[Extracted records]

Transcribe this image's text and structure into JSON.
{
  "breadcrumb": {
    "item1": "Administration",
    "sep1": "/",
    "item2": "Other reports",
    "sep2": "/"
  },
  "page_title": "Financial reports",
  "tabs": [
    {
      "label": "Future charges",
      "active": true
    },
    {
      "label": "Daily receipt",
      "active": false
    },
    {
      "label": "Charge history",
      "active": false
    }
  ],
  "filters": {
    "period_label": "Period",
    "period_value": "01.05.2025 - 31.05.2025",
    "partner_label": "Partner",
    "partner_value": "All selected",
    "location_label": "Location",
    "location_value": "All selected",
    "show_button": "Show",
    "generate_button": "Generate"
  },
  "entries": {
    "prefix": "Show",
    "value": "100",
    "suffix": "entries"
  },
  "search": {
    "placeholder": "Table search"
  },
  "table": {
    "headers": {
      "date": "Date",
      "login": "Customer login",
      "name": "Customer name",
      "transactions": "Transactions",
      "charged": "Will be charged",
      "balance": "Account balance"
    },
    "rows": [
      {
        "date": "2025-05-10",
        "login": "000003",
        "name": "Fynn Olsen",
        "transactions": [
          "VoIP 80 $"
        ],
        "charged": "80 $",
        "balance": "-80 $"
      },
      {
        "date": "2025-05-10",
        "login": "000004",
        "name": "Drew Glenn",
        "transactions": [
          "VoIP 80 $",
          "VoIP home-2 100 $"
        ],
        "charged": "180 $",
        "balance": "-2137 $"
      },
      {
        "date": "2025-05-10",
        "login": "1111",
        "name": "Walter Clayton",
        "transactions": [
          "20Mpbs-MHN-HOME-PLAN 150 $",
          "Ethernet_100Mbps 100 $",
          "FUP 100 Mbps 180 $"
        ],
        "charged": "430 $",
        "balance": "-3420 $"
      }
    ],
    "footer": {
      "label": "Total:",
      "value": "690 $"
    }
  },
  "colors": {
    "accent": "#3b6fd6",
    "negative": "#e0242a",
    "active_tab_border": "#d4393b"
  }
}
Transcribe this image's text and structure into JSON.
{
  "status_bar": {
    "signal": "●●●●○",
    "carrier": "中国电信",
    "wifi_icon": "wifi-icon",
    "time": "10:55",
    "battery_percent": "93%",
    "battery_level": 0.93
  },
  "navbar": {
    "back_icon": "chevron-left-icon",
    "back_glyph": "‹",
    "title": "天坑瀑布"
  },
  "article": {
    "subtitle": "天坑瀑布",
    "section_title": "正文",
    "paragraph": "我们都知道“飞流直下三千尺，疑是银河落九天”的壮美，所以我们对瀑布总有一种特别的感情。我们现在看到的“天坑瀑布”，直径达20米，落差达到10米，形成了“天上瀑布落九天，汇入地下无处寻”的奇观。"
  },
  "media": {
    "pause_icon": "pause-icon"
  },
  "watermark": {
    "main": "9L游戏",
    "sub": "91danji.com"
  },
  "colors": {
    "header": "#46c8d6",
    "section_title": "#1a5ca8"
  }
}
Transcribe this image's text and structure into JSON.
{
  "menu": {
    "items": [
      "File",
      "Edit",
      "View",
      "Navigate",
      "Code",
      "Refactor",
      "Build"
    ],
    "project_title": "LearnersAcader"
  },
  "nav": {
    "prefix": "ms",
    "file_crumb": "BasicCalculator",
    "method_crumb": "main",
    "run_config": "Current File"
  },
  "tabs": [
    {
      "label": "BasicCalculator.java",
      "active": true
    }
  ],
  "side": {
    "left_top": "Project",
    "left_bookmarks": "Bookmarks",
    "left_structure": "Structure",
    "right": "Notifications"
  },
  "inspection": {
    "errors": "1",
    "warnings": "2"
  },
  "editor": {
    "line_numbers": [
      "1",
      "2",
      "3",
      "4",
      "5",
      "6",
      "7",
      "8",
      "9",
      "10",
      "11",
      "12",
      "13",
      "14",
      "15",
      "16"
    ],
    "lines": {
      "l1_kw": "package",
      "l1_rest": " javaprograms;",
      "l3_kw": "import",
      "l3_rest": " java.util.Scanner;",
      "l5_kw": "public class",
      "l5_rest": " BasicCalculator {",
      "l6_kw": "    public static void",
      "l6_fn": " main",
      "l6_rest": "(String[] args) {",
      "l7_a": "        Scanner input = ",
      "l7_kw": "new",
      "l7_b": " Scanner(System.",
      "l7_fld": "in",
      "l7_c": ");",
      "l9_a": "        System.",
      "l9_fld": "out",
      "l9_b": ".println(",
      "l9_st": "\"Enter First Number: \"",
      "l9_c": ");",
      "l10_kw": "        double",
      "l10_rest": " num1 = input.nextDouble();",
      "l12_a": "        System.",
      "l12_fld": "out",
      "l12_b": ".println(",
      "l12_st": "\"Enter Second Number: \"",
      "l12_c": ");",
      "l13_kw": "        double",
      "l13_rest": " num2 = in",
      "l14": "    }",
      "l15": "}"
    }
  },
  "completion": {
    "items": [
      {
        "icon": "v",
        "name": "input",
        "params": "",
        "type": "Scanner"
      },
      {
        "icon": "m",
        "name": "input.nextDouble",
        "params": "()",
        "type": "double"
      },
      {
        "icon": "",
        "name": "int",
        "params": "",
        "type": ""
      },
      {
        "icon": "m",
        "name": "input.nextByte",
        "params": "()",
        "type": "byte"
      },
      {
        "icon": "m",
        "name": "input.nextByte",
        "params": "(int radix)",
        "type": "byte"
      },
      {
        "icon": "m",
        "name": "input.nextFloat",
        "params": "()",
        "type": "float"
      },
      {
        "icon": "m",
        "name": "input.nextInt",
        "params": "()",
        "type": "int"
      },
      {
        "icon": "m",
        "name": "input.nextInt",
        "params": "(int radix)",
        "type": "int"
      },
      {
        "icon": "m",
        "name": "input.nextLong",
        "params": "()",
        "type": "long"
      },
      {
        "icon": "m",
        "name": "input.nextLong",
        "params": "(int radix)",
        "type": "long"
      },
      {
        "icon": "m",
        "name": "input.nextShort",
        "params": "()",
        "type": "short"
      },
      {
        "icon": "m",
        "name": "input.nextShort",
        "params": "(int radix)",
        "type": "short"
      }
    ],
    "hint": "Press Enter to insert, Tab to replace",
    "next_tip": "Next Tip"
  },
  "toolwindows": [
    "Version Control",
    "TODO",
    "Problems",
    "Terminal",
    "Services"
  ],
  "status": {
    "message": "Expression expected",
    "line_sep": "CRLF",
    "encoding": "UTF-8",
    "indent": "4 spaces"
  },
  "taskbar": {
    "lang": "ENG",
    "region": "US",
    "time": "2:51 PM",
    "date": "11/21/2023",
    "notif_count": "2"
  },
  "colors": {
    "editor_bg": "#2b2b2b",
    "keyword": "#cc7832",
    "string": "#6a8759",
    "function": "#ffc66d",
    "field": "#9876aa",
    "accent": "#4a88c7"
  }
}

**TASK INSTRUCTIONS**
Isolate the lines above that contain the word "login" and copy them.

**RESULT FOR THIS EXERCISE**
      "login": "Customer login",
        "login": "000003",
        "login": "000004",
        "login": "1111",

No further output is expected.